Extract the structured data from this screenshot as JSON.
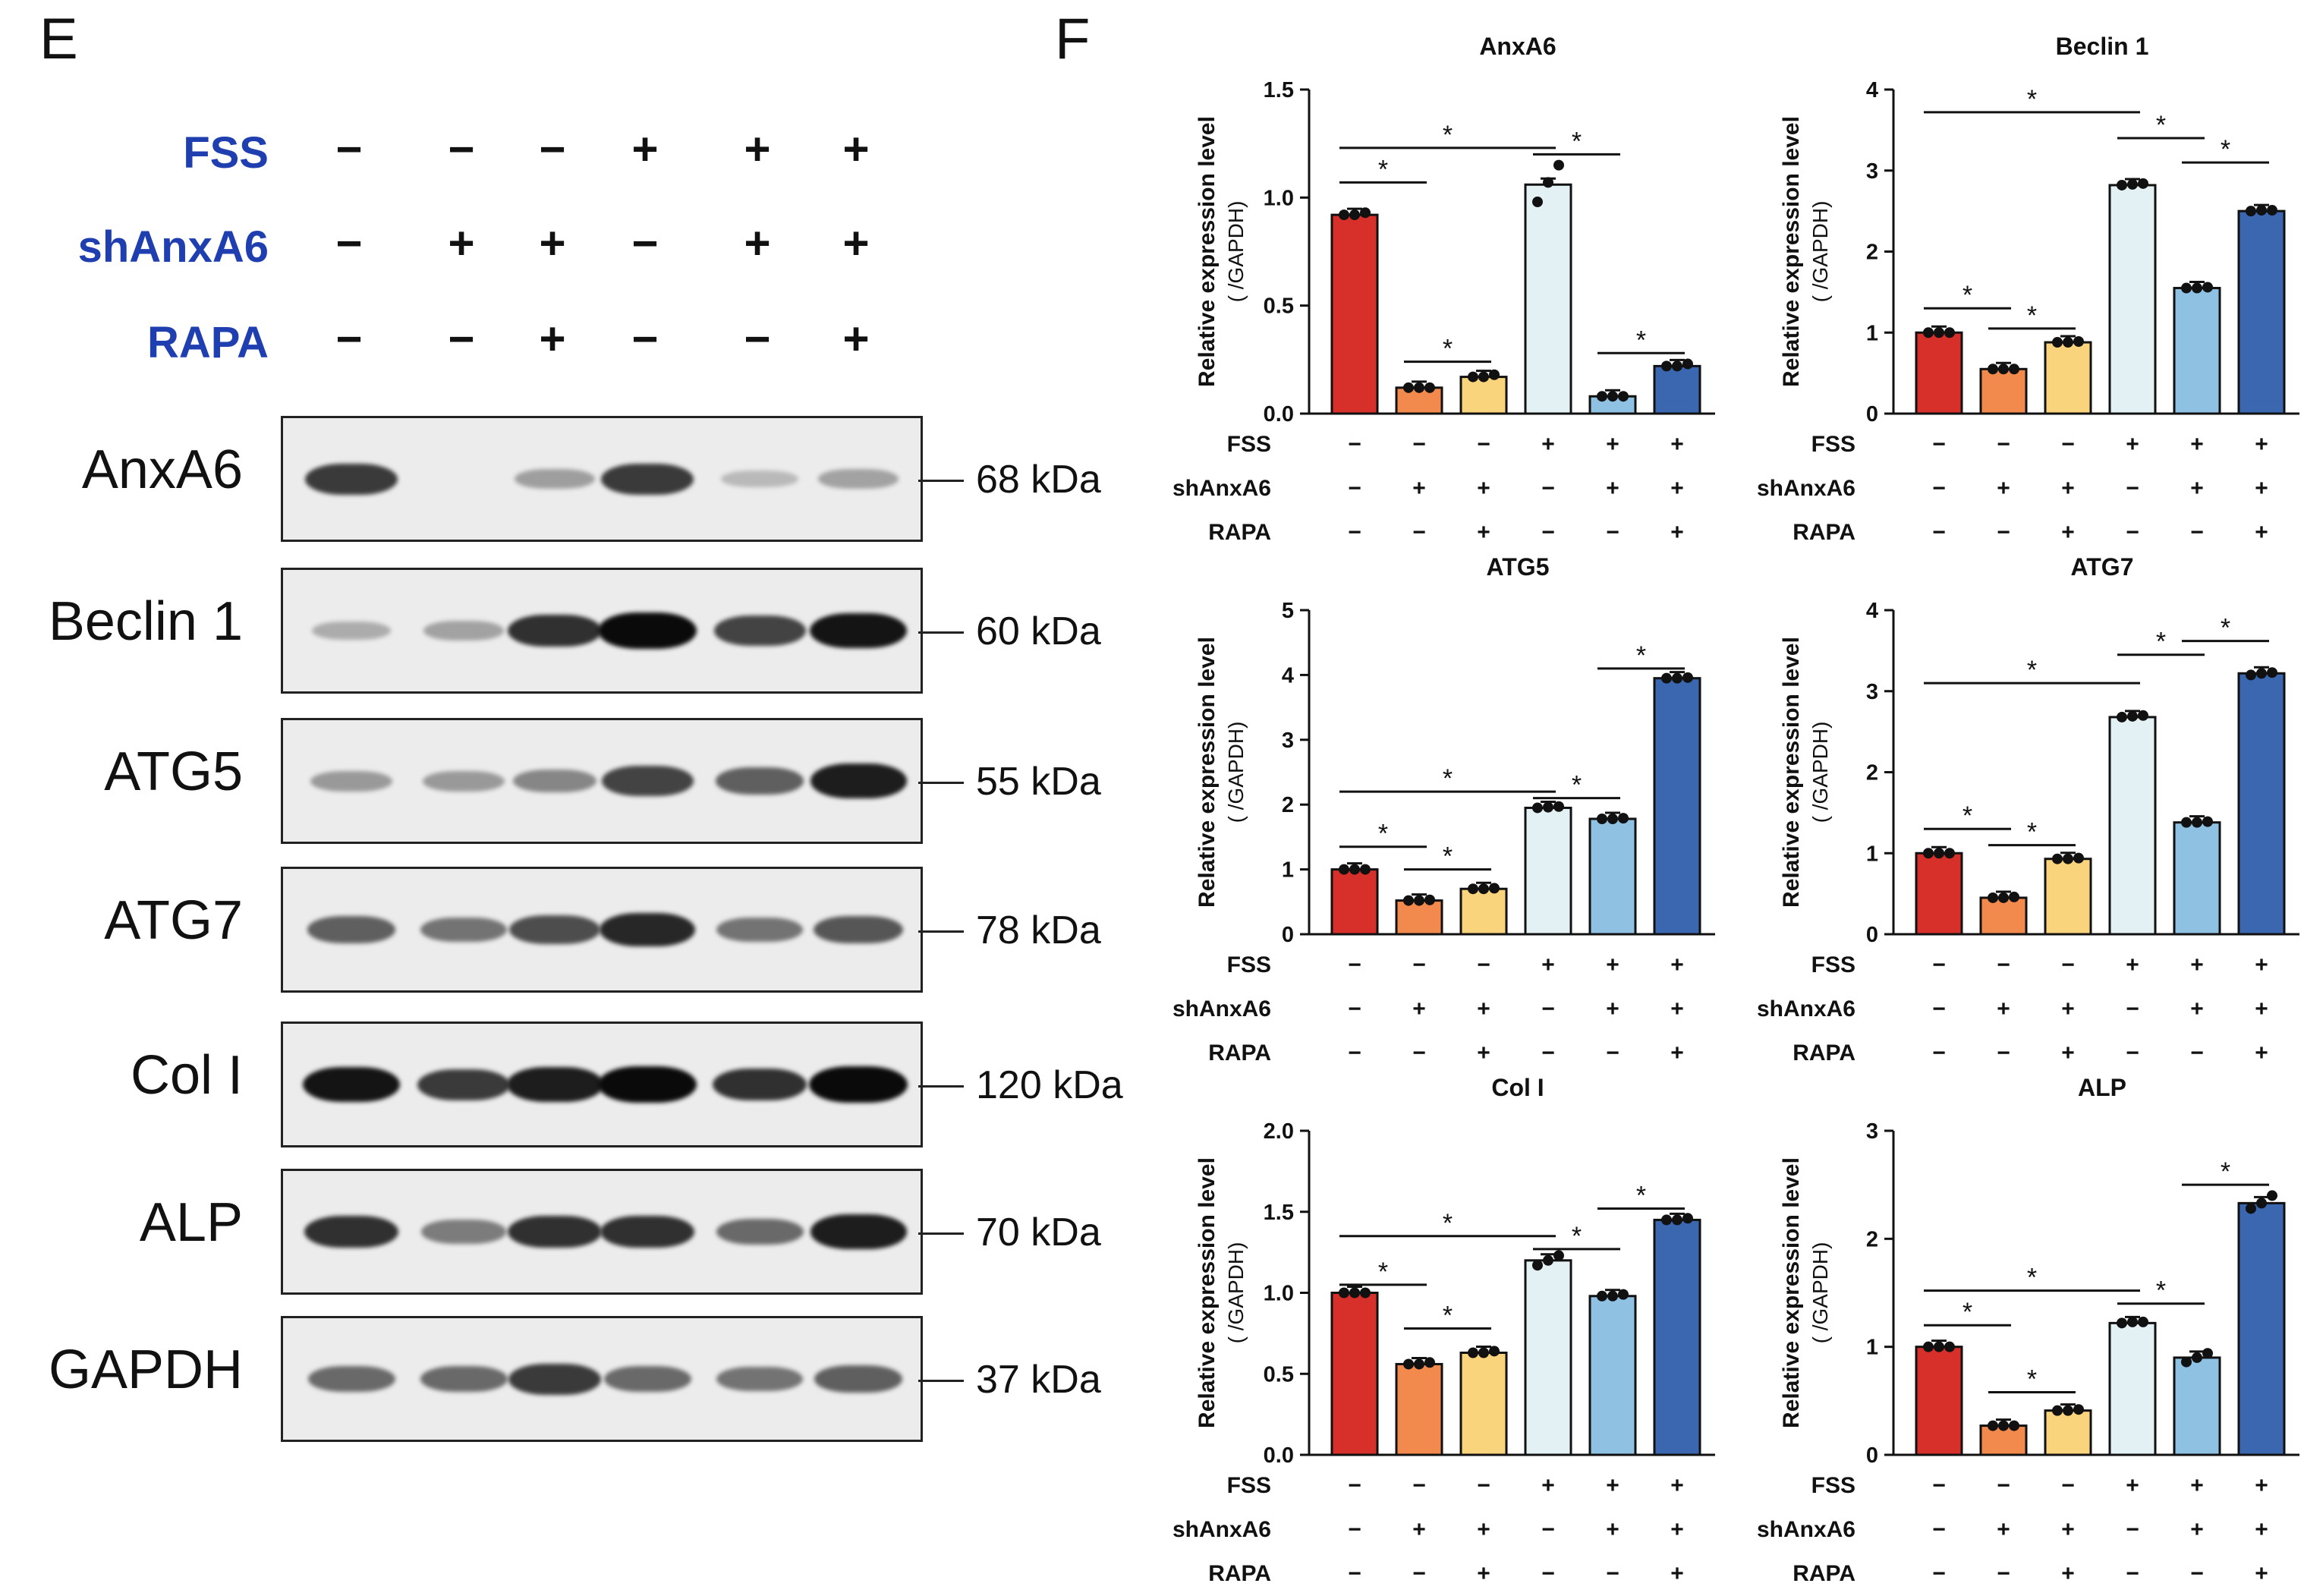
{
  "panels": {
    "left": "E",
    "right": "F"
  },
  "conditions": [
    {
      "label": "FSS",
      "signs": [
        "−",
        "−",
        "−",
        "+",
        "+",
        "+"
      ]
    },
    {
      "label": "shAnxA6",
      "signs": [
        "−",
        "+",
        "+",
        "−",
        "+",
        "+"
      ]
    },
    {
      "label": "RAPA",
      "signs": [
        "−",
        "−",
        "+",
        "−",
        "−",
        "+"
      ]
    }
  ],
  "blots": [
    {
      "name": "AnxA6",
      "kda": "68 kDa",
      "intensity": [
        0.75,
        0.0,
        0.22,
        0.75,
        0.08,
        0.2
      ]
    },
    {
      "name": "Beclin 1",
      "kda": "60 kDa",
      "intensity": [
        0.15,
        0.2,
        0.8,
        1.0,
        0.7,
        0.95
      ]
    },
    {
      "name": "ATG5",
      "kda": "55 kDa",
      "intensity": [
        0.25,
        0.25,
        0.35,
        0.7,
        0.55,
        0.9
      ]
    },
    {
      "name": "ATG7",
      "kda": "78 kDa",
      "intensity": [
        0.55,
        0.45,
        0.65,
        0.85,
        0.45,
        0.6
      ]
    },
    {
      "name": "Col I",
      "kda": "120 kDa",
      "intensity": [
        0.95,
        0.75,
        0.9,
        1.0,
        0.8,
        1.0
      ]
    },
    {
      "name": "ALP",
      "kda": "70 kDa",
      "intensity": [
        0.8,
        0.4,
        0.8,
        0.8,
        0.5,
        0.9
      ]
    },
    {
      "name": "GAPDH",
      "kda": "37 kDa",
      "intensity": [
        0.5,
        0.5,
        0.75,
        0.5,
        0.45,
        0.55
      ]
    }
  ],
  "bar_colors": [
    "#d7302a",
    "#f28a4e",
    "#fad47c",
    "#e3f1f5",
    "#8fc1e3",
    "#3a67b0"
  ],
  "chart_data": [
    {
      "type": "bar",
      "title": "AnxA6",
      "ylabel": "Relative expression level",
      "ylabel2": "( /GAPDH)",
      "ylim": [
        0,
        1.5
      ],
      "yticks": [
        "0.0",
        "0.5",
        "1.0",
        "1.5"
      ],
      "values": [
        0.92,
        0.12,
        0.17,
        1.06,
        0.08,
        0.22
      ],
      "points": [
        [
          0.92,
          0.92,
          0.93
        ],
        [
          0.12,
          0.12,
          0.12
        ],
        [
          0.17,
          0.17,
          0.18
        ],
        [
          0.98,
          1.07,
          1.15
        ],
        [
          0.08,
          0.08,
          0.08
        ],
        [
          0.22,
          0.22,
          0.23
        ]
      ],
      "sig": [
        {
          "from": 0,
          "to": 3,
          "level": 1.23,
          "label": "*"
        },
        {
          "from": 0,
          "to": 1,
          "level": 1.07,
          "label": "*"
        },
        {
          "from": 1,
          "to": 2,
          "level": 0.24,
          "label": "*"
        },
        {
          "from": 3,
          "to": 4,
          "level": 1.2,
          "label": "*"
        },
        {
          "from": 4,
          "to": 5,
          "level": 0.28,
          "label": "*"
        }
      ],
      "fss": [
        "−",
        "−",
        "−",
        "+",
        "+",
        "+"
      ],
      "shanxa6": [
        "−",
        "+",
        "+",
        "−",
        "+",
        "+"
      ],
      "rapa": [
        "−",
        "−",
        "+",
        "−",
        "−",
        "+"
      ]
    },
    {
      "type": "bar",
      "title": "Beclin 1",
      "ylabel": "Relative expression level",
      "ylabel2": "( /GAPDH)",
      "ylim": [
        0,
        4
      ],
      "yticks": [
        "0",
        "1",
        "2",
        "3",
        "4"
      ],
      "values": [
        1.0,
        0.55,
        0.88,
        2.82,
        1.55,
        2.5
      ],
      "points": [
        [
          1.0,
          1.0,
          1.0
        ],
        [
          0.55,
          0.55,
          0.55
        ],
        [
          0.88,
          0.88,
          0.89
        ],
        [
          2.82,
          2.83,
          2.84
        ],
        [
          1.55,
          1.55,
          1.56
        ],
        [
          2.5,
          2.51,
          2.51
        ]
      ],
      "sig": [
        {
          "from": 0,
          "to": 3,
          "level": 3.72,
          "label": "*"
        },
        {
          "from": 0,
          "to": 1,
          "level": 1.3,
          "label": "*"
        },
        {
          "from": 1,
          "to": 2,
          "level": 1.05,
          "label": "*"
        },
        {
          "from": 3,
          "to": 4,
          "level": 3.4,
          "label": "*"
        },
        {
          "from": 4,
          "to": 5,
          "level": 3.1,
          "label": "*"
        }
      ],
      "fss": [
        "−",
        "−",
        "−",
        "+",
        "+",
        "+"
      ],
      "shanxa6": [
        "−",
        "+",
        "+",
        "−",
        "+",
        "+"
      ],
      "rapa": [
        "−",
        "−",
        "+",
        "−",
        "−",
        "+"
      ]
    },
    {
      "type": "bar",
      "title": "ATG5",
      "ylabel": "Relative expression level",
      "ylabel2": "( /GAPDH)",
      "ylim": [
        0,
        5
      ],
      "yticks": [
        "0",
        "1",
        "2",
        "3",
        "4",
        "5"
      ],
      "values": [
        1.0,
        0.52,
        0.7,
        1.95,
        1.78,
        3.95
      ],
      "points": [
        [
          1.0,
          1.0,
          1.0
        ],
        [
          0.52,
          0.52,
          0.53
        ],
        [
          0.7,
          0.7,
          0.71
        ],
        [
          1.95,
          1.96,
          1.97
        ],
        [
          1.78,
          1.78,
          1.79
        ],
        [
          3.95,
          3.95,
          3.96
        ]
      ],
      "sig": [
        {
          "from": 0,
          "to": 3,
          "level": 2.2,
          "label": "*"
        },
        {
          "from": 0,
          "to": 1,
          "level": 1.35,
          "label": "*"
        },
        {
          "from": 1,
          "to": 2,
          "level": 1.0,
          "label": "*"
        },
        {
          "from": 3,
          "to": 4,
          "level": 2.1,
          "label": "*"
        },
        {
          "from": 4,
          "to": 5,
          "level": 4.1,
          "label": "*"
        }
      ],
      "fss": [
        "−",
        "−",
        "−",
        "+",
        "+",
        "+"
      ],
      "shanxa6": [
        "−",
        "+",
        "+",
        "−",
        "+",
        "+"
      ],
      "rapa": [
        "−",
        "−",
        "+",
        "−",
        "−",
        "+"
      ]
    },
    {
      "type": "bar",
      "title": "ATG7",
      "ylabel": "Relative expression level",
      "ylabel2": "( /GAPDH)",
      "ylim": [
        0,
        4
      ],
      "yticks": [
        "0",
        "1",
        "2",
        "3",
        "4"
      ],
      "values": [
        1.0,
        0.45,
        0.93,
        2.68,
        1.38,
        3.22
      ],
      "points": [
        [
          1.0,
          1.0,
          1.0
        ],
        [
          0.45,
          0.45,
          0.46
        ],
        [
          0.93,
          0.93,
          0.94
        ],
        [
          2.68,
          2.69,
          2.7
        ],
        [
          1.38,
          1.38,
          1.39
        ],
        [
          3.2,
          3.22,
          3.23
        ]
      ],
      "sig": [
        {
          "from": 0,
          "to": 3,
          "level": 3.1,
          "label": "*"
        },
        {
          "from": 0,
          "to": 1,
          "level": 1.3,
          "label": "*"
        },
        {
          "from": 1,
          "to": 2,
          "level": 1.1,
          "label": "*"
        },
        {
          "from": 3,
          "to": 4,
          "level": 3.45,
          "label": "*"
        },
        {
          "from": 4,
          "to": 5,
          "level": 3.62,
          "label": "*"
        }
      ],
      "fss": [
        "−",
        "−",
        "−",
        "+",
        "+",
        "+"
      ],
      "shanxa6": [
        "−",
        "+",
        "+",
        "−",
        "+",
        "+"
      ],
      "rapa": [
        "−",
        "−",
        "+",
        "−",
        "−",
        "+"
      ]
    },
    {
      "type": "bar",
      "title": "Col I",
      "ylabel": "Relative expression level",
      "ylabel2": "( /GAPDH)",
      "ylim": [
        0,
        2.0
      ],
      "yticks": [
        "0.0",
        "0.5",
        "1.0",
        "1.5",
        "2.0"
      ],
      "values": [
        1.0,
        0.56,
        0.63,
        1.2,
        0.98,
        1.45
      ],
      "points": [
        [
          1.0,
          1.0,
          1.0
        ],
        [
          0.56,
          0.56,
          0.57
        ],
        [
          0.63,
          0.63,
          0.64
        ],
        [
          1.17,
          1.2,
          1.23
        ],
        [
          0.98,
          0.98,
          0.99
        ],
        [
          1.45,
          1.45,
          1.46
        ]
      ],
      "sig": [
        {
          "from": 0,
          "to": 3,
          "level": 1.35,
          "label": "*"
        },
        {
          "from": 0,
          "to": 1,
          "level": 1.05,
          "label": "*"
        },
        {
          "from": 1,
          "to": 2,
          "level": 0.78,
          "label": "*"
        },
        {
          "from": 3,
          "to": 4,
          "level": 1.27,
          "label": "*"
        },
        {
          "from": 4,
          "to": 5,
          "level": 1.52,
          "label": "*"
        }
      ],
      "fss": [
        "−",
        "−",
        "−",
        "+",
        "+",
        "+"
      ],
      "shanxa6": [
        "−",
        "+",
        "+",
        "−",
        "+",
        "+"
      ],
      "rapa": [
        "−",
        "−",
        "+",
        "−",
        "−",
        "+"
      ]
    },
    {
      "type": "bar",
      "title": "ALP",
      "ylabel": "Relative expression level",
      "ylabel2": "( /GAPDH)",
      "ylim": [
        0,
        3
      ],
      "yticks": [
        "0",
        "1",
        "2",
        "3"
      ],
      "values": [
        1.0,
        0.27,
        0.41,
        1.22,
        0.9,
        2.33
      ],
      "points": [
        [
          1.0,
          1.0,
          1.0
        ],
        [
          0.27,
          0.27,
          0.27
        ],
        [
          0.41,
          0.41,
          0.42
        ],
        [
          1.22,
          1.23,
          1.23
        ],
        [
          0.86,
          0.9,
          0.94
        ],
        [
          2.28,
          2.33,
          2.4
        ]
      ],
      "sig": [
        {
          "from": 0,
          "to": 3,
          "level": 1.52,
          "label": "*"
        },
        {
          "from": 0,
          "to": 1,
          "level": 1.2,
          "label": "*"
        },
        {
          "from": 1,
          "to": 2,
          "level": 0.58,
          "label": "*"
        },
        {
          "from": 3,
          "to": 4,
          "level": 1.4,
          "label": "*"
        },
        {
          "from": 4,
          "to": 5,
          "level": 2.5,
          "label": "*"
        }
      ],
      "fss": [
        "−",
        "−",
        "−",
        "+",
        "+",
        "+"
      ],
      "shanxa6": [
        "−",
        "+",
        "+",
        "−",
        "+",
        "+"
      ],
      "rapa": [
        "−",
        "−",
        "+",
        "−",
        "−",
        "+"
      ]
    }
  ],
  "row_labels": {
    "fss": "FSS",
    "shanxa6": "shAnxA6",
    "rapa": "RAPA"
  }
}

> _REQUIRED TASK_:
Collect each line containing the string "name".

> _RESPONSE_:
      "name": "AnxA6",
      "name": "Beclin 1",
      "name": "ATG5",
      "name": "ATG7",
      "name": "Col I",
      "name": "ALP",
      "name": "GAPDH",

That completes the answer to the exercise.